Exercise prompt:
Repeat the whole listing exactly as written.
*** The input
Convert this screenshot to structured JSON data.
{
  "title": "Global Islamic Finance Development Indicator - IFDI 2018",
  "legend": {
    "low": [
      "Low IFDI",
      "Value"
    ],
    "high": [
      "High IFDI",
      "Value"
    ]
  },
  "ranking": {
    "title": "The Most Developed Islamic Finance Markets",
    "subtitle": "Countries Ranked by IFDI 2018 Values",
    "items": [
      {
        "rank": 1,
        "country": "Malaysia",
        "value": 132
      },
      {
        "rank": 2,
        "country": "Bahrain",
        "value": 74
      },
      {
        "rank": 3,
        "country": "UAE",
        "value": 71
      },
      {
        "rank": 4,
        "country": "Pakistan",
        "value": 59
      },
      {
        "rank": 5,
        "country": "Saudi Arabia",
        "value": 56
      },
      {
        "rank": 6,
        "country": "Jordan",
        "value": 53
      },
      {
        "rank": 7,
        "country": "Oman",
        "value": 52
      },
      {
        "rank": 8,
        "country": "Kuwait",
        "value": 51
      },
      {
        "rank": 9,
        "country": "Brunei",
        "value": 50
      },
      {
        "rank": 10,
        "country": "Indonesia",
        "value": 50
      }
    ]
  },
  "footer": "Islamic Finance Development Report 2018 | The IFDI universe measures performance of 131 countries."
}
******
Output of the exercise:
Convert this screenshot to structured JSON data.
{
  "title": "Global Islamic Finance Development Indicator - IFDI 2018",
  "legend": {
    "low": [
      "Low IFDI",
      "Value"
    ],
    "high": [
      "High IFDI",
      "Value"
    ]
  },
  "ranking": {
    "title": "The Most Developed Islamic Finance Markets",
    "subtitle": "Countries Ranked by IFDI 2018 Values",
    "items": [
      {
        "rank": 1,
        "country": "Malaysia",
        "value": 132
      },
      {
        "rank": 2,
        "country": "Bahrain",
        "value": 74
      },
      {
        "rank": 3,
        "country": "UAE",
        "value": 71
      },
      {
        "rank": 4,
        "country": "Pakistan",
        "value": 59
      },
      {
        "rank": 5,
        "country": "Saudi Arabia",
        "value": 56
      },
      {
        "rank": 6,
        "country": "Jordan",
        "value": 53
      },
      {
        "rank": 7,
        "country": "Oman",
        "value": 52
      },
      {
        "rank": 8,
        "country": "Kuwait",
        "value": 51
      },
      {
        "rank": 9,
        "country": "Brunei",
        "value": 50
      },
      {
        "rank": 10,
        "country": "Indonesia",
        "value": 50
      }
    ]
  },
  "footer": "Islamic Finance Development Report 2018 | The IFDI universe measures performance of 131 countries."
}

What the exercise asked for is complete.